(EXERCISE GOAL):
Print out each entry below exactly, please.

— BEGIN RAW DATA —

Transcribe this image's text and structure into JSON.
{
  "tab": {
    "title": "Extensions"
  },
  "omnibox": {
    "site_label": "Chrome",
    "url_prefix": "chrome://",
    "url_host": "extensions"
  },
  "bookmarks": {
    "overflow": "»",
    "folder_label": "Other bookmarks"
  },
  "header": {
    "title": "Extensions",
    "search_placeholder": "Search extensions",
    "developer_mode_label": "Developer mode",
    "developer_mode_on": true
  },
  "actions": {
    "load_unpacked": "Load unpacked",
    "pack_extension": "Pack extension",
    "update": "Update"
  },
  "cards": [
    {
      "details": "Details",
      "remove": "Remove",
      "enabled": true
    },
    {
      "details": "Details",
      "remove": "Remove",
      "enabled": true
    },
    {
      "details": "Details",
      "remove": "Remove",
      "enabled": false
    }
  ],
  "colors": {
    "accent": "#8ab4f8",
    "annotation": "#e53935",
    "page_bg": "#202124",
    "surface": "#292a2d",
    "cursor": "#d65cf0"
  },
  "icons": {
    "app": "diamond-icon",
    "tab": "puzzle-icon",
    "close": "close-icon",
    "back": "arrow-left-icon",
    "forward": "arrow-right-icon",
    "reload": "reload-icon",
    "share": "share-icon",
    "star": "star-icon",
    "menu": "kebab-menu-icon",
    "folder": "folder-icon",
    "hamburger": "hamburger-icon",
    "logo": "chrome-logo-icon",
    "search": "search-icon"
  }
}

— END RAW DATA —

(EXERCISE RESPONSE):
Transcribe this image's text and structure into JSON.
{
  "tab": {
    "title": "Extensions"
  },
  "omnibox": {
    "site_label": "Chrome",
    "url_prefix": "chrome://",
    "url_host": "extensions"
  },
  "bookmarks": {
    "overflow": "»",
    "folder_label": "Other bookmarks"
  },
  "header": {
    "title": "Extensions",
    "search_placeholder": "Search extensions",
    "developer_mode_label": "Developer mode",
    "developer_mode_on": true
  },
  "actions": {
    "load_unpacked": "Load unpacked",
    "pack_extension": "Pack extension",
    "update": "Update"
  },
  "cards": [
    {
      "details": "Details",
      "remove": "Remove",
      "enabled": true
    },
    {
      "details": "Details",
      "remove": "Remove",
      "enabled": true
    },
    {
      "details": "Details",
      "remove": "Remove",
      "enabled": false
    }
  ],
  "colors": {
    "accent": "#8ab4f8",
    "annotation": "#e53935",
    "page_bg": "#202124",
    "surface": "#292a2d",
    "cursor": "#d65cf0"
  },
  "icons": {
    "app": "diamond-icon",
    "tab": "puzzle-icon",
    "close": "close-icon",
    "back": "arrow-left-icon",
    "forward": "arrow-right-icon",
    "reload": "reload-icon",
    "share": "share-icon",
    "star": "star-icon",
    "menu": "kebab-menu-icon",
    "folder": "folder-icon",
    "hamburger": "hamburger-icon",
    "logo": "chrome-logo-icon",
    "search": "search-icon"
  }
}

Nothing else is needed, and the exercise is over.